==== Provided records

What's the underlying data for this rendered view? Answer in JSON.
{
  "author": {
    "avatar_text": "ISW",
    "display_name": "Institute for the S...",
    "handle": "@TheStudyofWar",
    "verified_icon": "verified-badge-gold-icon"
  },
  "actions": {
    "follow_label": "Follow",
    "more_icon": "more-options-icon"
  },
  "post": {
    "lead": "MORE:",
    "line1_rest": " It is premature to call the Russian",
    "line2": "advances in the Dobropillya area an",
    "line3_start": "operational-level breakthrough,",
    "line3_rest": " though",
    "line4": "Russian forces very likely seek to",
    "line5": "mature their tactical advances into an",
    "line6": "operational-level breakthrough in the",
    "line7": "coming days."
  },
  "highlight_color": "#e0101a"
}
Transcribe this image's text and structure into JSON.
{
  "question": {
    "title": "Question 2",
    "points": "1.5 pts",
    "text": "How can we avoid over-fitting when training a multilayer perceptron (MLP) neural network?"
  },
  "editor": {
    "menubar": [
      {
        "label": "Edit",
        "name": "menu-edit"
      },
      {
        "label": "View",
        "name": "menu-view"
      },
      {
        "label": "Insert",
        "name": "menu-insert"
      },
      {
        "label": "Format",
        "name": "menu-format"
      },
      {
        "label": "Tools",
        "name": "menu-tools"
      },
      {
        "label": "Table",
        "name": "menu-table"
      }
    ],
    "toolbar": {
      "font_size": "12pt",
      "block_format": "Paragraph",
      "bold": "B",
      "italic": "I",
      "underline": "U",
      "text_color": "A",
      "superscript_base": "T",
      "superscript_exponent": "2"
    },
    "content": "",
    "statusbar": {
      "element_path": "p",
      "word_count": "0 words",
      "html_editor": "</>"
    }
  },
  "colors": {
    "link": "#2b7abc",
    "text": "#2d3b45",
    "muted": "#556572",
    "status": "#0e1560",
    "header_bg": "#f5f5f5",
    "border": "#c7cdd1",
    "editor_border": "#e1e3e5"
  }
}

========

*Given task*
Your answer should consist only of the lines from the one with "Transcribe this image's" through the end of the data above, reproduced exactly.

*Solution to this task*
Transcribe this image's text and structure into JSON.
{
  "question": {
    "title": "Question 2",
    "points": "1.5 pts",
    "text": "How can we avoid over-fitting when training a multilayer perceptron (MLP) neural network?"
  },
  "editor": {
    "menubar": [
      {
        "label": "Edit",
        "name": "menu-edit"
      },
      {
        "label": "View",
        "name": "menu-view"
      },
      {
        "label": "Insert",
        "name": "menu-insert"
      },
      {
        "label": "Format",
        "name": "menu-format"
      },
      {
        "label": "Tools",
        "name": "menu-tools"
      },
      {
        "label": "Table",
        "name": "menu-table"
      }
    ],
    "toolbar": {
      "font_size": "12pt",
      "block_format": "Paragraph",
      "bold": "B",
      "italic": "I",
      "underline": "U",
      "text_color": "A",
      "superscript_base": "T",
      "superscript_exponent": "2"
    },
    "content": "",
    "statusbar": {
      "element_path": "p",
      "word_count": "0 words",
      "html_editor": "</>"
    }
  },
  "colors": {
    "link": "#2b7abc",
    "text": "#2d3b45",
    "muted": "#556572",
    "status": "#0e1560",
    "header_bg": "#f5f5f5",
    "border": "#c7cdd1",
    "editor_border": "#e1e3e5"
  }
}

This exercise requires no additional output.